### [SET PROBLEM]
Gather up the lines with the word "would" in them.

Items listed in a dataset
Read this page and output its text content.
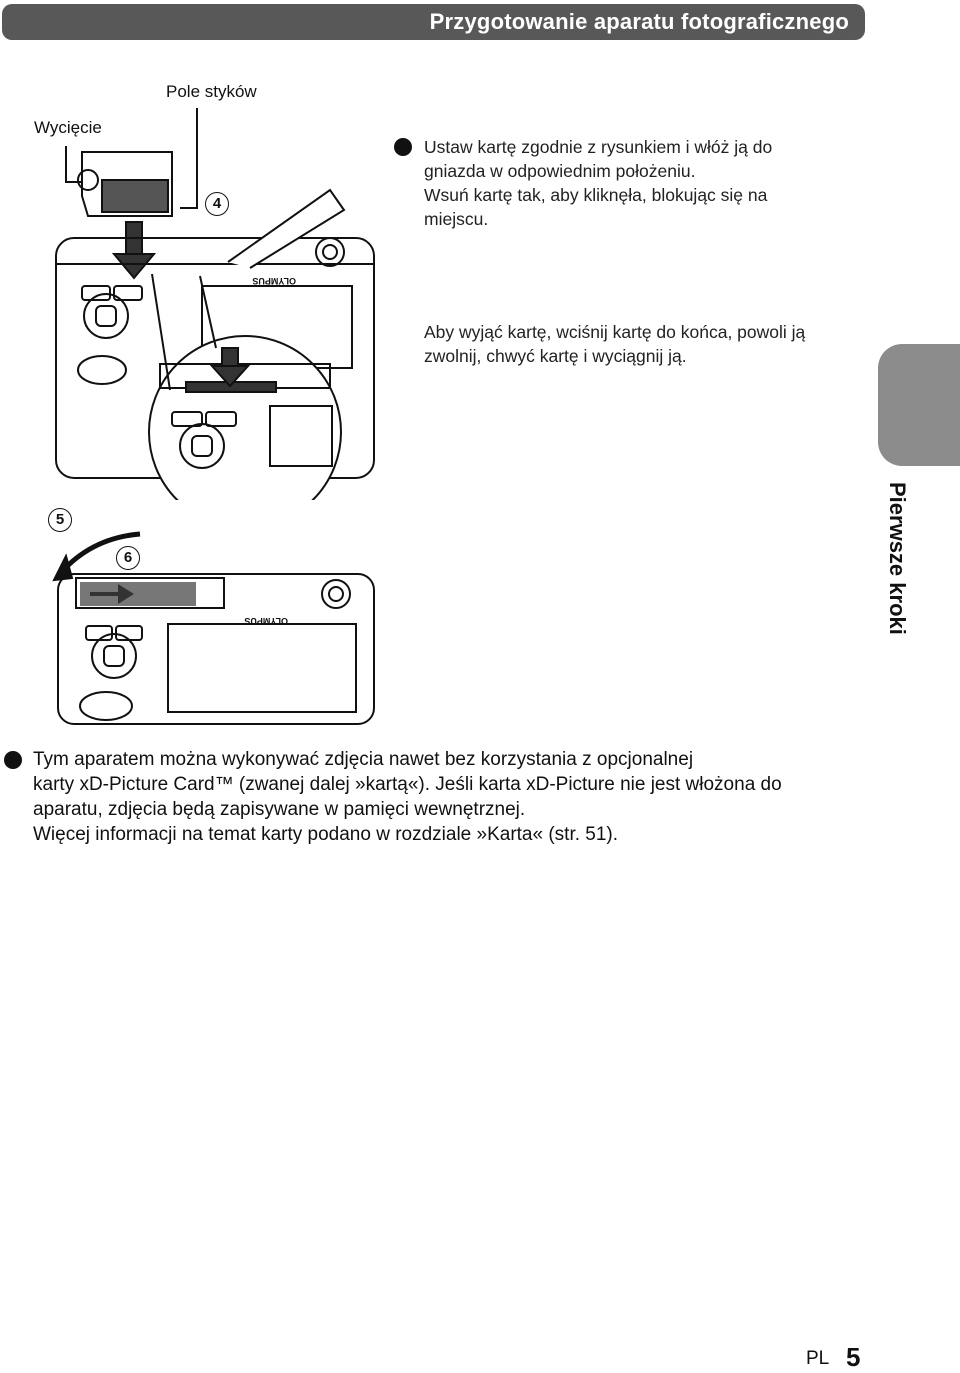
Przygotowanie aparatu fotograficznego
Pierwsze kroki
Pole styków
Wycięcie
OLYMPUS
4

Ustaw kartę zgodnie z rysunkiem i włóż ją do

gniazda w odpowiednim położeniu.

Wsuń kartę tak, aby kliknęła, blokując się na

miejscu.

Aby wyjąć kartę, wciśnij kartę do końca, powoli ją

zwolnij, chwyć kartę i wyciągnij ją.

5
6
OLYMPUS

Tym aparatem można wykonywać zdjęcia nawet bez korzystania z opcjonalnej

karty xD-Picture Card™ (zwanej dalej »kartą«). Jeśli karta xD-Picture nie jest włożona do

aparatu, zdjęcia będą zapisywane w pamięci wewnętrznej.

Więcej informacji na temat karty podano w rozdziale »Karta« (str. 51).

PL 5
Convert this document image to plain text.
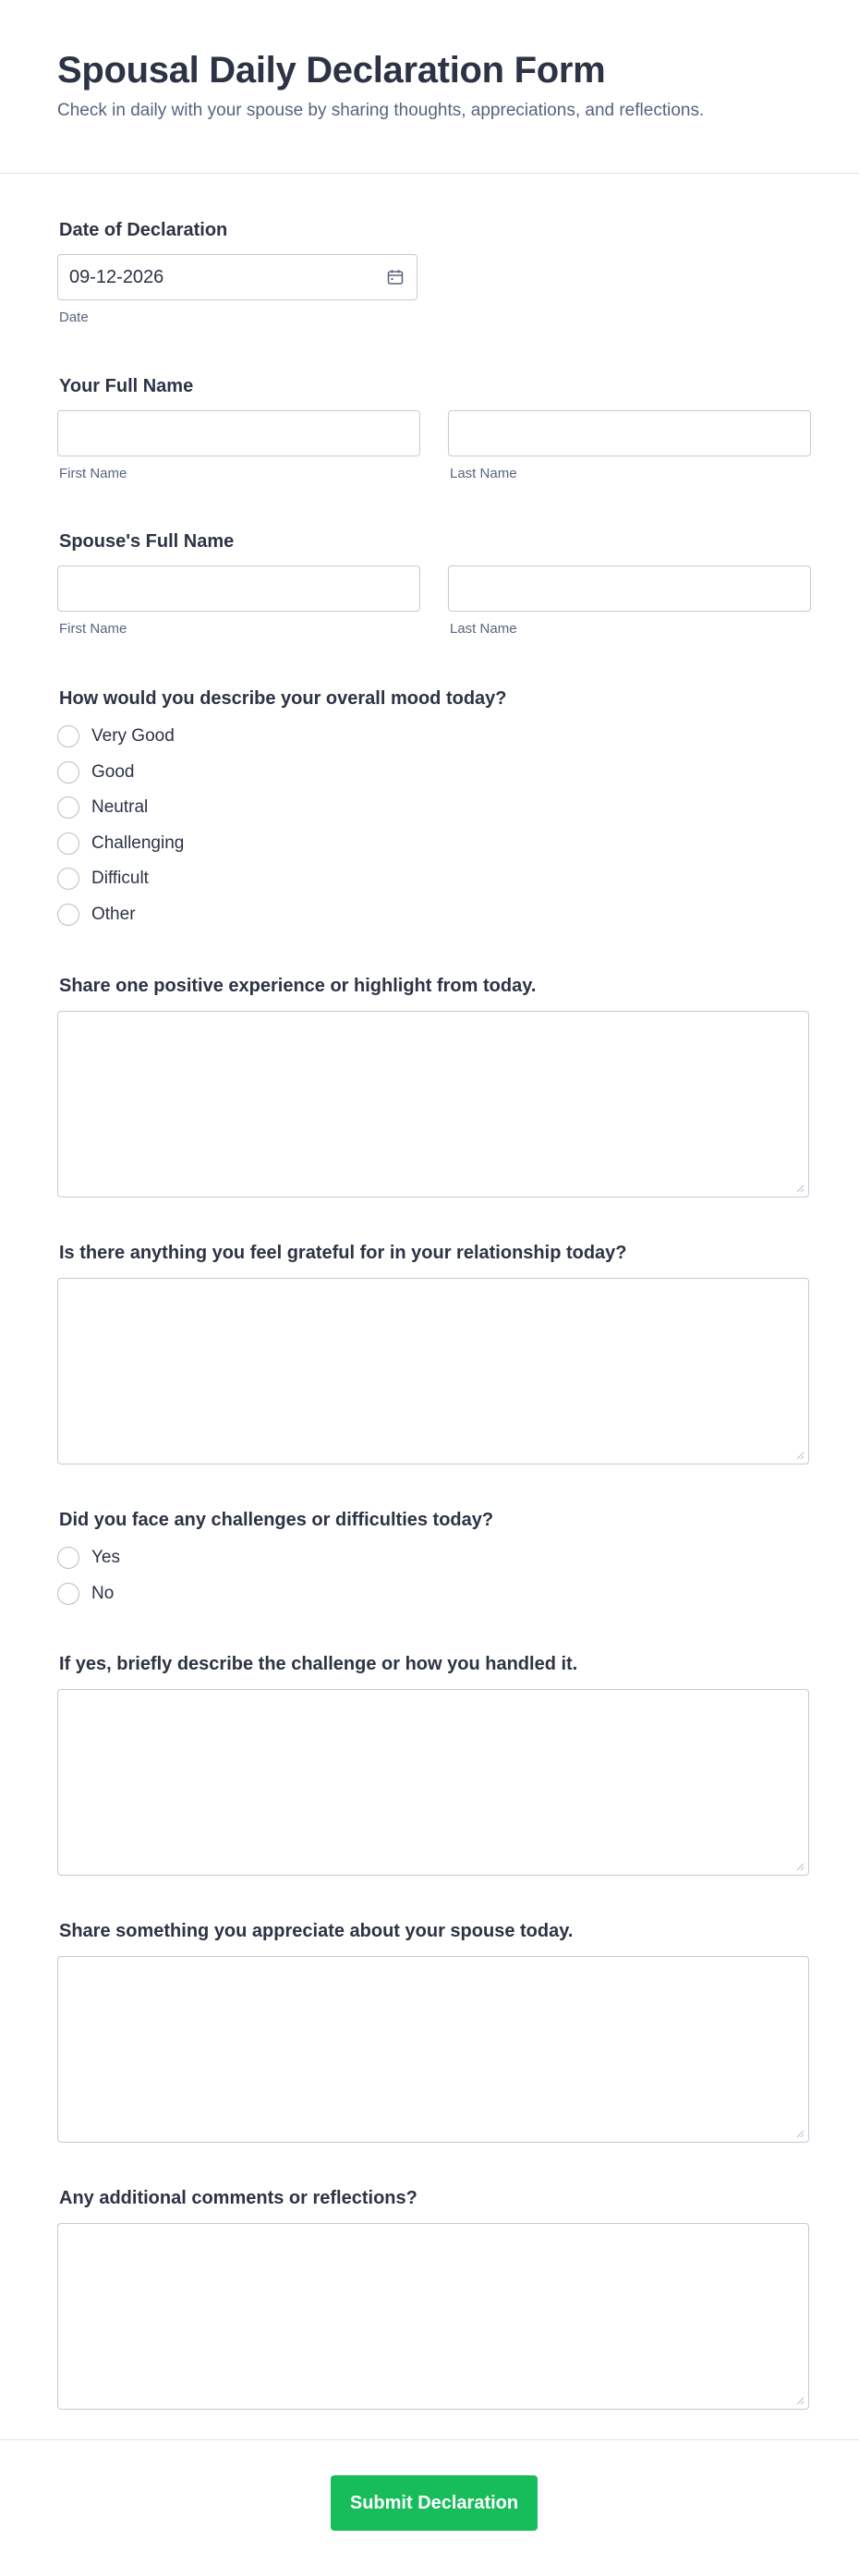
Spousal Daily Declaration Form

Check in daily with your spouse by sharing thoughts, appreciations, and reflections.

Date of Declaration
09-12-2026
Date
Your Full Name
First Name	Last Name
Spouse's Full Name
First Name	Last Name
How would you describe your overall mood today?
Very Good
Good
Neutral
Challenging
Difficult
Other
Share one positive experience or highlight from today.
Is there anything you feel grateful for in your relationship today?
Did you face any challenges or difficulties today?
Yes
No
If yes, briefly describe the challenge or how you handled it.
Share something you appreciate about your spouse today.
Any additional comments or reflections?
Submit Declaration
...
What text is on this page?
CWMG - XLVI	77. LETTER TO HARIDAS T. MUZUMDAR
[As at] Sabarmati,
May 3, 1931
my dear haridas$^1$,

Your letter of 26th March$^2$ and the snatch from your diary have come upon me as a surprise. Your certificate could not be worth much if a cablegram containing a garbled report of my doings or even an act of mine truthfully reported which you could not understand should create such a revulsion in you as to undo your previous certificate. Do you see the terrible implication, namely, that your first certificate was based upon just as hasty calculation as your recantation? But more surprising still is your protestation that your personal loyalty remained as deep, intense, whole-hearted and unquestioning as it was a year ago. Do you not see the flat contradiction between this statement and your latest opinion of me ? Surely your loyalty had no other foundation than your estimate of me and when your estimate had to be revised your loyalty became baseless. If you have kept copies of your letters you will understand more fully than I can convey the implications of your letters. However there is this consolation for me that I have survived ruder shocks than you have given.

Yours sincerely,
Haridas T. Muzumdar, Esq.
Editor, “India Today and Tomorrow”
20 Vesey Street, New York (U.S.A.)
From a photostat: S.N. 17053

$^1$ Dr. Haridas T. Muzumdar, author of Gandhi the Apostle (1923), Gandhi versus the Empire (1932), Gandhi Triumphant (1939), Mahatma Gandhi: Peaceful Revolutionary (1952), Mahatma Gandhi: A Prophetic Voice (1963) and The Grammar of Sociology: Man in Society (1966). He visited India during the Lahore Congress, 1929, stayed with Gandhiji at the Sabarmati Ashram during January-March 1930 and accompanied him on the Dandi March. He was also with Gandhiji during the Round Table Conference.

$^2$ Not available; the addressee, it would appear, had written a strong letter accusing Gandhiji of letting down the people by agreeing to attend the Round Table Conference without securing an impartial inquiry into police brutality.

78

### [EXERCISE ANSWER]
How would you describe your overall mood today?
$^2$ Not available; the addressee, it would appear, had written a strong letter accusing Gandhiji of letting down the people by agreeing to attend the Round Table Conference without securing an impartial inquiry into police brutality.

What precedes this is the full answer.